◆ WRITTEN INSTRUCTION:
Every line of the material is to be quoted verbatim, minus the pictures.

Data excerpts
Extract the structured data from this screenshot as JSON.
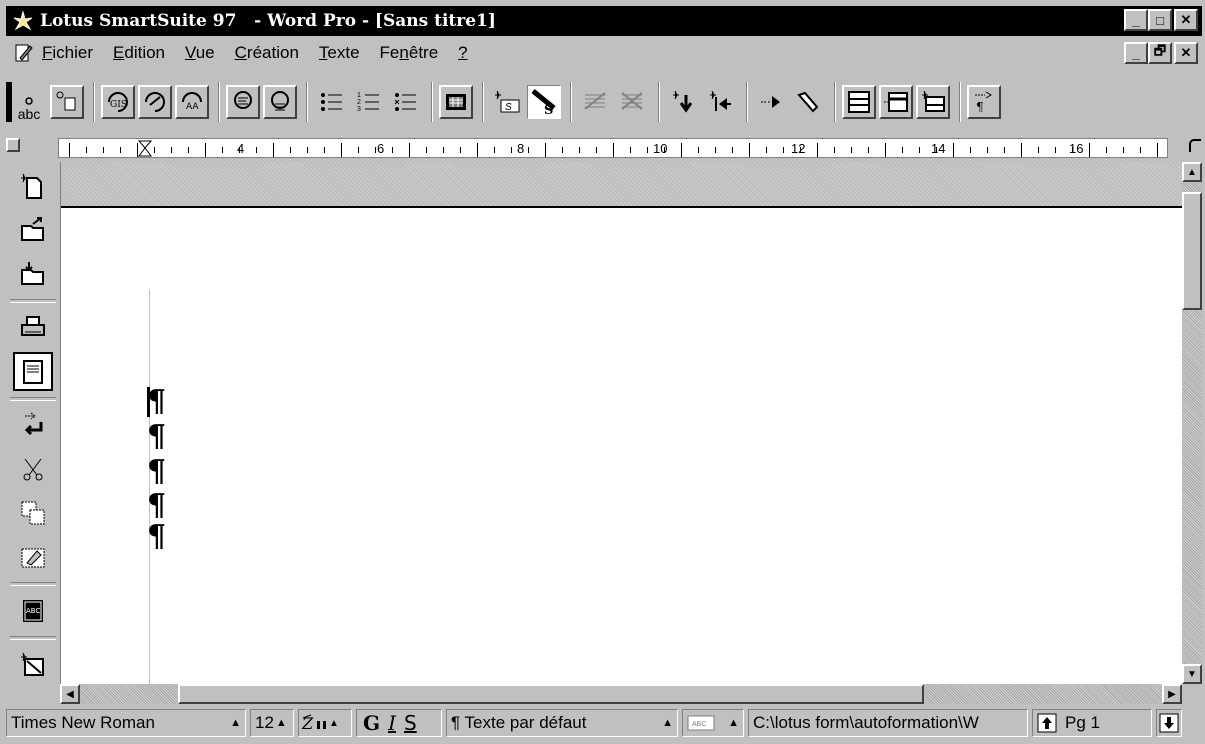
{
  "window": {
    "title": "Lotus SmartSuite 97   - Word Pro - [Sans titre1]",
    "minimize_label": "_",
    "maximize_label": "□",
    "restore_label": "🗗",
    "close_label": "✕"
  },
  "menu": {
    "items": [
      {
        "label": "Fichier",
        "accel": "F"
      },
      {
        "label": "Edition",
        "accel": "E"
      },
      {
        "label": "Vue",
        "accel": "V"
      },
      {
        "label": "Création",
        "accel": "C"
      },
      {
        "label": "Texte",
        "accel": "T"
      },
      {
        "label": "Fenêtre",
        "accel": "n"
      },
      {
        "label": "?",
        "accel": "?"
      }
    ]
  },
  "toolbar": {
    "abc_label": "abc",
    "icons": [
      "abc-frame-icon",
      "frame-icon",
      "gis-style-icon",
      "fast-format-icon",
      "aa-size-icon",
      "align-left-icon",
      "align-center-icon",
      "bullets-icon",
      "numbered-list-icon",
      "checklist-icon",
      "table-grid-icon",
      "spell-insert-icon",
      "spell-check-icon",
      "strike-grid-icon",
      "strike-grid2-icon",
      "insert-down-icon",
      "goto-begin-icon",
      "arrow-right-icon",
      "flashlight-icon",
      "page-layout-icon",
      "page-insert-icon",
      "page-add-icon",
      "show-marks-icon"
    ]
  },
  "ruler": {
    "numbers": [
      "4",
      "6",
      "8",
      "10",
      "12",
      "14",
      "16"
    ]
  },
  "document": {
    "pilcrow": "¶",
    "paragraph_count": 5
  },
  "status": {
    "font": "Times New Roman",
    "size": "12",
    "bold": "G",
    "italic": "I",
    "underline": "S",
    "style": "¶ Texte par défaut",
    "path": "C:\\lotus form\\autoformation\\W",
    "page": "Pg 1"
  }
}
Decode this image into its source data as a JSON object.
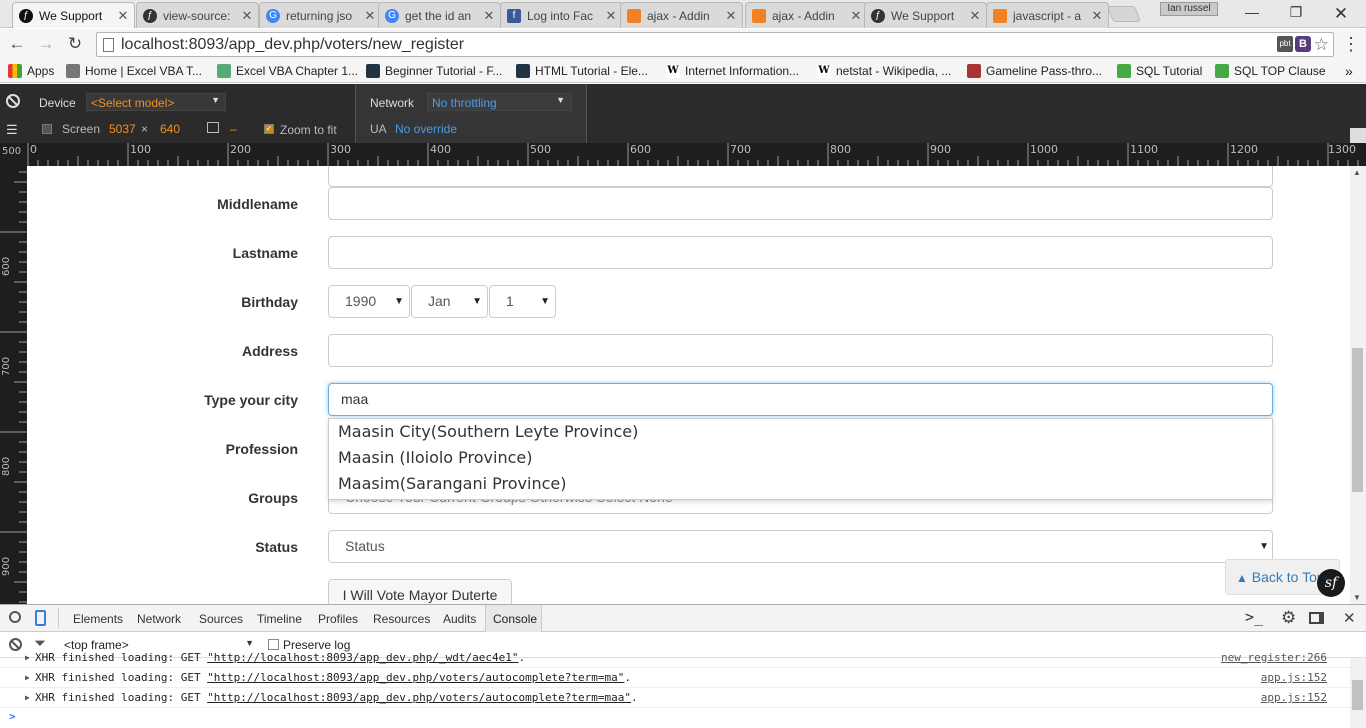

◆ EXERCISE RESPONSE:
Extract the structured data from this screenshot as JSON.
{
  "window": {
    "title": "Lotus SmartSuite 97   - Word Pro - [Sans titre1]",
    "minimize_label": "_",
    "maximize_label": "□",
    "restore_label": "🗗",
    "close_label": "✕"
  },
  "menu": {
    "items": [
      {
        "label": "Fichier",
        "accel": "F"
      },
      {
        "label": "Edition",
        "accel": "E"
      },
      {
        "label": "Vue",
        "accel": "V"
      },
      {
        "label": "Création",
        "accel": "C"
      },
      {
        "label": "Texte",
        "accel": "T"
      },
      {
        "label": "Fenêtre",
        "accel": "n"
      },
      {
        "label": "?",
        "accel": "?"
      }
    ]
  },
  "toolbar": {
    "abc_label": "abc",
    "icons": [
      "abc-frame-icon",
      "frame-icon",
      "gis-style-icon",
      "fast-format-icon",
      "aa-size-icon",
      "align-left-icon",
      "align-center-icon",
      "bullets-icon",
      "numbered-list-icon",
      "checklist-icon",
      "table-grid-icon",
      "spell-insert-icon",
      "spell-check-icon",
      "strike-grid-icon",
      "strike-grid2-icon",
      "insert-down-icon",
      "goto-begin-icon",
      "arrow-right-icon",
      "flashlight-icon",
      "page-layout-icon",
      "page-insert-icon",
      "page-add-icon",
      "show-marks-icon"
    ]
  },
  "ruler": {
    "numbers": [
      "4",
      "6",
      "8",
      "10",
      "12",
      "14",
      "16"
    ]
  },
  "document": {
    "pilcrow": "¶",
    "paragraph_count": 5
  },
  "status": {
    "font": "Times New Roman",
    "size": "12",
    "bold": "G",
    "italic": "I",
    "underline": "S",
    "style": "¶ Texte par défaut",
    "path": "C:\\lotus form\\autoformation\\W",
    "page": "Pg 1"
  }
}
Decode this image into its source data as a JSON object.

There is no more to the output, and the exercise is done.